» **Provided data**

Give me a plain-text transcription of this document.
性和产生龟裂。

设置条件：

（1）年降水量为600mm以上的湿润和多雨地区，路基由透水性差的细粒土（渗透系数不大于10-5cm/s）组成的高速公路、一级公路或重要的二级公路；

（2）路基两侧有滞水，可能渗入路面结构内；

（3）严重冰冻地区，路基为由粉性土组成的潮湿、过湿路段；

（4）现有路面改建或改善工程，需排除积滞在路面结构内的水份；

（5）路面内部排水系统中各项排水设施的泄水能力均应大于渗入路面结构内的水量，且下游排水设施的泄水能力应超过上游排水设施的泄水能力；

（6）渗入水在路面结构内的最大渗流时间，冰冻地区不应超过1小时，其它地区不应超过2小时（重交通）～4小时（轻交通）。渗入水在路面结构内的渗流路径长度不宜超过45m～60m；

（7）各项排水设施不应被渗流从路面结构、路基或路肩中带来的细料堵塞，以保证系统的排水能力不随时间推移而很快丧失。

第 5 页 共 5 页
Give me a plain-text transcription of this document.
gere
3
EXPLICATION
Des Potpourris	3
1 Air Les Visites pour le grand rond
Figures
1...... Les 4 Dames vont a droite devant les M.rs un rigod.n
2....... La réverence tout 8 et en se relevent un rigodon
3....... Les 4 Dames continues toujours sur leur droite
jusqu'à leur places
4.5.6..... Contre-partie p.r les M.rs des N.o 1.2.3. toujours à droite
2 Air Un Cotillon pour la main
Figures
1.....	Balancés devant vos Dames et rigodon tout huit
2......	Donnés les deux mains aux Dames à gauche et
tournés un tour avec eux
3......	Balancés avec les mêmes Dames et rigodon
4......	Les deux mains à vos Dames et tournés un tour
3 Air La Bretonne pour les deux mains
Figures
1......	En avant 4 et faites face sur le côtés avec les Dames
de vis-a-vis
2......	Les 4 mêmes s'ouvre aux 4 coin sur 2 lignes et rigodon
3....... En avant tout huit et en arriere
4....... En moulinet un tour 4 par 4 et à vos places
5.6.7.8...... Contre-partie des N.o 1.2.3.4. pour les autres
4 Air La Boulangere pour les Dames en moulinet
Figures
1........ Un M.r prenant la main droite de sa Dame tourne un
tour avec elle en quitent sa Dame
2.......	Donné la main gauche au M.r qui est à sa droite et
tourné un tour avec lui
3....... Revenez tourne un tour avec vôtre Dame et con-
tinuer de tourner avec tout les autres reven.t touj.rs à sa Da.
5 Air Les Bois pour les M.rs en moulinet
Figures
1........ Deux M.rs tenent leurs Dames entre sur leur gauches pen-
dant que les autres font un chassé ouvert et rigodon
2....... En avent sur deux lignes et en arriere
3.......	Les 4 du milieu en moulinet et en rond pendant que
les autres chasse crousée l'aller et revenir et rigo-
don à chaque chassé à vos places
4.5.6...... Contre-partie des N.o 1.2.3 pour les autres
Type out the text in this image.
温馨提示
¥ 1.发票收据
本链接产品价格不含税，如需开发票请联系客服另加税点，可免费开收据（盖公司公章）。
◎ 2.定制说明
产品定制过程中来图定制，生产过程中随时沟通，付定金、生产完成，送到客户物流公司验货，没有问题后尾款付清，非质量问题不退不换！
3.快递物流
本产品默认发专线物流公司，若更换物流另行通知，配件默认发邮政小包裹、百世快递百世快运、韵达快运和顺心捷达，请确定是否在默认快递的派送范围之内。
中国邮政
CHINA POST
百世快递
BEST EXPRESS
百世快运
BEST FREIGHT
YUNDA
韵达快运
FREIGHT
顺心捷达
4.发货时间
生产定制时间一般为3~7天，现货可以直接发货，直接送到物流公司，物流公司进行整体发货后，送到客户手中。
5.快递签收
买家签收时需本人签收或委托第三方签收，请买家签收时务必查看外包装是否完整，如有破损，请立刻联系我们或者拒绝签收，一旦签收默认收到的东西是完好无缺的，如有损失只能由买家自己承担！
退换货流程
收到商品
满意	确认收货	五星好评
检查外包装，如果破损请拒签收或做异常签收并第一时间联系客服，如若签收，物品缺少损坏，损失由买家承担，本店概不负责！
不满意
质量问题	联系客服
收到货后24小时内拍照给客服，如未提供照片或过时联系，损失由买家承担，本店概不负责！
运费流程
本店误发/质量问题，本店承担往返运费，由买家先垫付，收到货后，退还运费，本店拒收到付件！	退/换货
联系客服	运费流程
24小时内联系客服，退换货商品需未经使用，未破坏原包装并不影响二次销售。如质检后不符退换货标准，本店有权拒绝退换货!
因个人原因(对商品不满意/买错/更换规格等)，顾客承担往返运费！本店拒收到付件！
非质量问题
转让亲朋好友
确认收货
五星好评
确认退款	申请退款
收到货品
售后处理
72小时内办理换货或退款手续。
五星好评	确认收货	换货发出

» **Short problem**
Copy out the material word for word and line for line.

» **Output for this exercise**
Give me a plain-text transcription of this document.
性和产生龟裂。

设置条件：

（1）年降水量为600mm以上的湿润和多雨地区，路基由透水性差的细粒土（渗透系数不大于10-5cm/s）组成的高速公路、一级公路或重要的二级公路；

（2）路基两侧有滞水，可能渗入路面结构内；

（3）严重冰冻地区，路基为由粉性土组成的潮湿、过湿路段；

（4）现有路面改建或改善工程，需排除积滞在路面结构内的水份；

（5）路面内部排水系统中各项排水设施的泄水能力均应大于渗入路面结构内的水量，且下游排水设施的泄水能力应超过上游排水设施的泄水能力；

（6）渗入水在路面结构内的最大渗流时间，冰冻地区不应超过1小时，其它地区不应超过2小时（重交通）～4小时（轻交通）。渗入水在路面结构内的渗流路径长度不宜超过45m～60m；

（7）各项排水设施不应被渗流从路面结构、路基或路肩中带来的细料堵塞，以保证系统的排水能力不随时间推移而很快丧失。

第 5 页 共 5 页
Give me a plain-text transcription of this document.
gere
3
EXPLICATION
Des Potpourris	3
1 Air Les Visites pour le grand rond
Figures
1...... Les 4 Dames vont a droite devant les M.rs un rigod.n
2....... La réverence tout 8 et en se relevent un rigodon
3....... Les 4 Dames continues toujours sur leur droite
jusqu'à leur places
4.5.6..... Contre-partie p.r les M.rs des N.o 1.2.3. toujours à droite
2 Air Un Cotillon pour la main
Figures
1.....	Balancés devant vos Dames et rigodon tout huit
2......	Donnés les deux mains aux Dames à gauche et
tournés un tour avec eux
3......	Balancés avec les mêmes Dames et rigodon
4......	Les deux mains à vos Dames et tournés un tour
3 Air La Bretonne pour les deux mains
Figures
1......	En avant 4 et faites face sur le côtés avec les Dames
de vis-a-vis
2......	Les 4 mêmes s'ouvre aux 4 coin sur 2 lignes et rigodon
3....... En avant tout huit et en arriere
4....... En moulinet un tour 4 par 4 et à vos places
5.6.7.8...... Contre-partie des N.o 1.2.3.4. pour les autres
4 Air La Boulangere pour les Dames en moulinet
Figures
1........ Un M.r prenant la main droite de sa Dame tourne un
tour avec elle en quitent sa Dame
2.......	Donné la main gauche au M.r qui est à sa droite et
tourné un tour avec lui
3....... Revenez tourne un tour avec vôtre Dame et con-
tinuer de tourner avec tout les autres reven.t touj.rs à sa Da.
5 Air Les Bois pour les M.rs en moulinet
Figures
1........ Deux M.rs tenent leurs Dames entre sur leur gauches pen-
dant que les autres font un chassé ouvert et rigodon
2....... En avent sur deux lignes et en arriere
3.......	Les 4 du milieu en moulinet et en rond pendant que
les autres chasse crousée l'aller et revenir et rigo-
don à chaque chassé à vos places
4.5.6...... Contre-partie des N.o 1.2.3 pour les autres
Type out the text in this image.
温馨提示
¥ 1.发票收据
本链接产品价格不含税，如需开发票请联系客服另加税点，可免费开收据（盖公司公章）。
◎ 2.定制说明
产品定制过程中来图定制，生产过程中随时沟通，付定金、生产完成，送到客户物流公司验货，没有问题后尾款付清，非质量问题不退不换！
3.快递物流
本产品默认发专线物流公司，若更换物流另行通知，配件默认发邮政小包裹、百世快递百世快运、韵达快运和顺心捷达，请确定是否在默认快递的派送范围之内。
中国邮政
CHINA POST
百世快递
BEST EXPRESS
百世快运
BEST FREIGHT
YUNDA
韵达快运
FREIGHT
顺心捷达
4.发货时间
生产定制时间一般为3~7天，现货可以直接发货，直接送到物流公司，物流公司进行整体发货后，送到客户手中。
5.快递签收
买家签收时需本人签收或委托第三方签收，请买家签收时务必查看外包装是否完整，如有破损，请立刻联系我们或者拒绝签收，一旦签收默认收到的东西是完好无缺的，如有损失只能由买家自己承担！
退换货流程
收到商品
满意	确认收货	五星好评
检查外包装，如果破损请拒签收或做异常签收并第一时间联系客服，如若签收，物品缺少损坏，损失由买家承担，本店概不负责！
不满意
质量问题	联系客服
收到货后24小时内拍照给客服，如未提供照片或过时联系，损失由买家承担，本店概不负责！
运费流程
本店误发/质量问题，本店承担往返运费，由买家先垫付，收到货后，退还运费，本店拒收到付件！	退/换货
联系客服	运费流程
24小时内联系客服，退换货商品需未经使用，未破坏原包装并不影响二次销售。如质检后不符退换货标准，本店有权拒绝退换货!
因个人原因(对商品不满意/买错/更换规格等)，顾客承担往返运费！本店拒收到付件！
非质量问题
转让亲朋好友
确认收货
五星好评
确认退款	申请退款
收到货品
售后处理
72小时内办理换货或退款手续。
五星好评	确认收货	换货发出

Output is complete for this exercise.